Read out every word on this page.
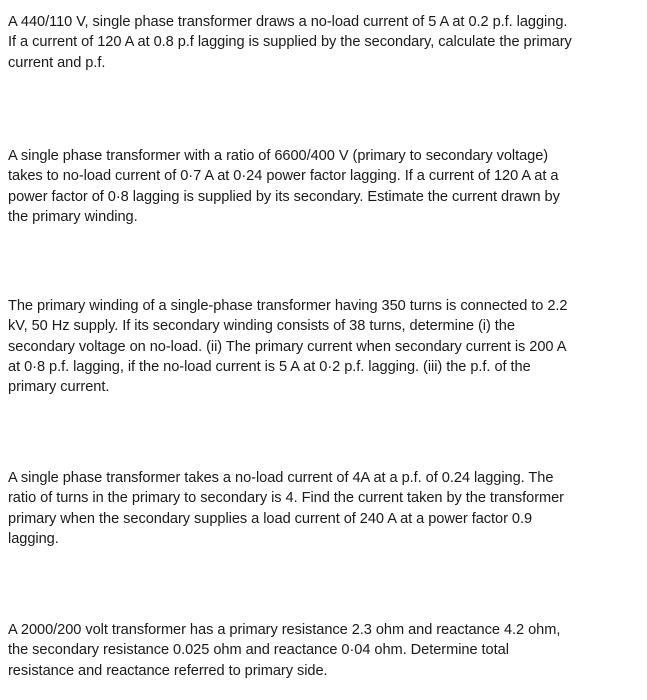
A 440/110 V, single phase transformer draws a no-load current of 5 A at 0.2 p.f. lagging.
If a current of 120 A at 0.8 p.f lagging is supplied by the secondary, calculate the primary
current and p.f.
A single phase transformer with a ratio of 6600/400 V (primary to secondary voltage)
takes to no-load current of 0·7 A at 0·24 power factor lagging. If a current of 120 A at a
power factor of 0·8 lagging is supplied by its secondary. Estimate the current drawn by
the primary winding.
The primary winding of a single-phase transformer having 350 turns is connected to 2.2
kV, 50 Hz supply. If its secondary winding consists of 38 turns, determine (i) the
secondary voltage on no-load. (ii) The primary current when secondary current is 200 A
at 0·8 p.f. lagging, if the no-load current is 5 A at 0·2 p.f. lagging. (iii) the p.f. of the
primary current.
A single phase transformer takes a no-load current of 4A at a p.f. of 0.24 lagging. The
ratio of turns in the primary to secondary is 4. Find the current taken by the transformer
primary when the secondary supplies a load current of 240 A at a power factor 0.9
lagging.
A 2000/200 volt transformer has a primary resistance 2.3 ohm and reactance 4.2 ohm,
the secondary resistance 0.025 ohm and reactance 0·04 ohm. Determine total
resistance and reactance referred to primary side.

══════

Check every line of the entries above for the word "transformer" and report how many lines contain it, giving the number only.

> _IN RESPONSE_: 6